──────── Passage provided

This fond concert memory came back to me as I heard the sad news that Young died this week of heart failure at age 83. Although he achieved only modest success on the US pop charts during his career, he touched many lives. As rocker Steve Miller put it, “The world has lost a great troubadour with a huge heart and a beautiful, generous soul. Thank you for all the inspiration, peace, love and happiness you shared with us.”
Young’s biggest commercial success came early when he was the leader of the ’60s band The Youngbloods, who recorded the Chet Powers peace-and-love anthem “Get Together.” Powers had written it in 1963, and it was recorded by The Kingston Trio, We Five and Jefferson Airplane before The Youngbloods put their spin on it in 1967. Their single stalled at #62, but in early 1969, it was used in a “call to brotherhood” radio public service announcement by the National Conference of Christians and Jews. When re-released as a single, it reached #5 on US pop charts and has endured as a classic ever since.
Young said he had an epiphany when he heard singer Buzzy Linhart perform it in a Greenwich Village club in the mid-’60s. “The heavens opened and my life changed,” he recalled in 2021. “I knew that song was my path forward. The lyrics are just to die for. To this day, it gives me a thrill to play it.”
In case you’ve forgotten: “If you hear the song I sing, you will understand, /You hold the key to love and fear all in your trembling hand, /Just one key unlocks them both, it’s there at your command, /Come on, people now, smile on your brother, /Everybody get together, try to love one another right now…”

────────────────
──────── Source material

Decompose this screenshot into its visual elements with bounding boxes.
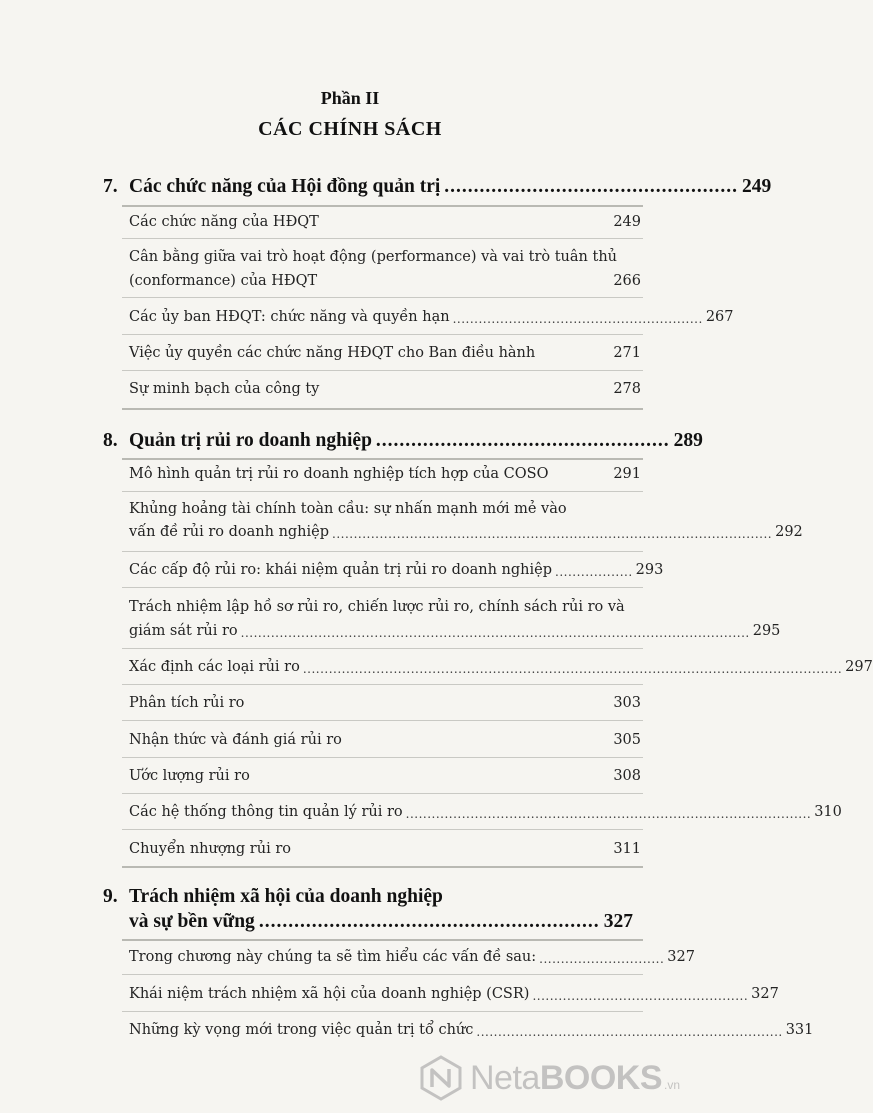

────────────────

### The request
Swap "single" for "record" and give back everything in the passage on Young from "Young’s biggest commercial" down to "classic ever since.".

### Solution
Young’s biggest commercial success came early when he was the leader of the ’60s band The Youngbloods, who recorded the Chet Powers peace-and-love anthem “Get Together.” Powers had written it in 1963, and it was recorded by The Kingston Trio, We Five and Jefferson Airplane before The Youngbloods put their spin on it in 1967. Their record stalled at #62, but in early 1969, it was used in a “call to brotherhood” radio public service announcement by the National Conference of Christians and Jews. When re-released as a record, it reached #5 on US pop charts and has endured as a classic ever since.